▸ Direction
Copy every line of the data in which the word "Administrador" occurs.

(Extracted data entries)
-.-.-

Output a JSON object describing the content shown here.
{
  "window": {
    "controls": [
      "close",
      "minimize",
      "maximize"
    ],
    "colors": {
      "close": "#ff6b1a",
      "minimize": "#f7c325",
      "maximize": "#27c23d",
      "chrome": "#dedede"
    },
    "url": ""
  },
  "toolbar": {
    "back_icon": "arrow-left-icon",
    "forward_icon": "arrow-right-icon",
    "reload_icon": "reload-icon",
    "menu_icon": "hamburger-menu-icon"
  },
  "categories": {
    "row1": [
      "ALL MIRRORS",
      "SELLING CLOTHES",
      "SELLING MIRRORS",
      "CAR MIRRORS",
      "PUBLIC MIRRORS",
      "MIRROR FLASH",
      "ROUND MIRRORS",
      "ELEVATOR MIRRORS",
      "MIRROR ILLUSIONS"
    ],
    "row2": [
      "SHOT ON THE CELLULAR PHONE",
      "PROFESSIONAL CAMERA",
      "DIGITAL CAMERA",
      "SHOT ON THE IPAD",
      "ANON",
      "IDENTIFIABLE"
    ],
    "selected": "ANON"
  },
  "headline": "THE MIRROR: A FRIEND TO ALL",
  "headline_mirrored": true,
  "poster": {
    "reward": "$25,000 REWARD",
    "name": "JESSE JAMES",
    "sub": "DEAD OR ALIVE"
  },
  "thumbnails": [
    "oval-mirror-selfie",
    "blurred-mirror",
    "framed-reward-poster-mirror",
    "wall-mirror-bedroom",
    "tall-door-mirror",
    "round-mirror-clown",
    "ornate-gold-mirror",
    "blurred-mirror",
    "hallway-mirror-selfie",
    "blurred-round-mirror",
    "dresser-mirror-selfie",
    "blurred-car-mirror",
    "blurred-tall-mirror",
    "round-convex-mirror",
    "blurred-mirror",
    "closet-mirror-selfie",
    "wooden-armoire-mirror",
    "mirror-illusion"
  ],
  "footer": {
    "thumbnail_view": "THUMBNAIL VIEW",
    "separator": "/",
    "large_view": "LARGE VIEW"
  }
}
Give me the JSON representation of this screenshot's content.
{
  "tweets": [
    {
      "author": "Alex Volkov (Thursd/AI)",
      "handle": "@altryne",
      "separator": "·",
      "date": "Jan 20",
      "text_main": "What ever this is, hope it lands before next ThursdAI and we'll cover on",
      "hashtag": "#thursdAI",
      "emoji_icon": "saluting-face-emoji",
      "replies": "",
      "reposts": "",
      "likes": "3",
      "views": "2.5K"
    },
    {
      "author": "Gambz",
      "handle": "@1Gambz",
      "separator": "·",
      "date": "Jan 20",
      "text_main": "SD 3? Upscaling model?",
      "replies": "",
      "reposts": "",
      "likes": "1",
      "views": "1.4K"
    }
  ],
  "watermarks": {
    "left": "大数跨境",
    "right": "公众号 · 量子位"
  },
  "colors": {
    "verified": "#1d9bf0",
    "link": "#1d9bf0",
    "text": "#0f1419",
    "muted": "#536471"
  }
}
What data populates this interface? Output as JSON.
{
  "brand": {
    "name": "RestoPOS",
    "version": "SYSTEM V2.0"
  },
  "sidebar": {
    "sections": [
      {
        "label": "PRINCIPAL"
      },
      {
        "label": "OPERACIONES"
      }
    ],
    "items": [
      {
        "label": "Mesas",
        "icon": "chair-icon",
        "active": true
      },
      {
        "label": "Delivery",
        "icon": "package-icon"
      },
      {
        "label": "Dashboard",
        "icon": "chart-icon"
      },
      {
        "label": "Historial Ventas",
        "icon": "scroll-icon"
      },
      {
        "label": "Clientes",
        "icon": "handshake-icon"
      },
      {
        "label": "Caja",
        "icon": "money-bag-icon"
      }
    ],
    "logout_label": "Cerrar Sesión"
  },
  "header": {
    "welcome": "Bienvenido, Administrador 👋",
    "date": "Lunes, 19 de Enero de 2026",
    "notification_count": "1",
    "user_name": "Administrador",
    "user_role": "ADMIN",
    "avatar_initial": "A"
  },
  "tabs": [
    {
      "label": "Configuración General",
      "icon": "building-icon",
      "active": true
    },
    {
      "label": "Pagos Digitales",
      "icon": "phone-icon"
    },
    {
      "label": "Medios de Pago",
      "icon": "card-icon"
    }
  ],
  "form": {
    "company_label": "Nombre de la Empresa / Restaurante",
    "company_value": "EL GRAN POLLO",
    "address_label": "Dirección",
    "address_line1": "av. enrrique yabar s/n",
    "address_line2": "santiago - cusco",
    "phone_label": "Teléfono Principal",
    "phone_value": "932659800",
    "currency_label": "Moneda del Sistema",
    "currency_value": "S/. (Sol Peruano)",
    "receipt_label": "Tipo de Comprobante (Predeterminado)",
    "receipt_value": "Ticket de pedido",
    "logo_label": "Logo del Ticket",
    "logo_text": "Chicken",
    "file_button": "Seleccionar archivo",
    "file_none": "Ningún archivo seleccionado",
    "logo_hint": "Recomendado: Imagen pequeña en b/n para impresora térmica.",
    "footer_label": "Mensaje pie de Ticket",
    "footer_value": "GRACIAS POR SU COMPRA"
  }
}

-.-.-

▸ Solved problem
    "welcome": "Bienvenido, Administrador 👋",
    "user_name": "Administrador",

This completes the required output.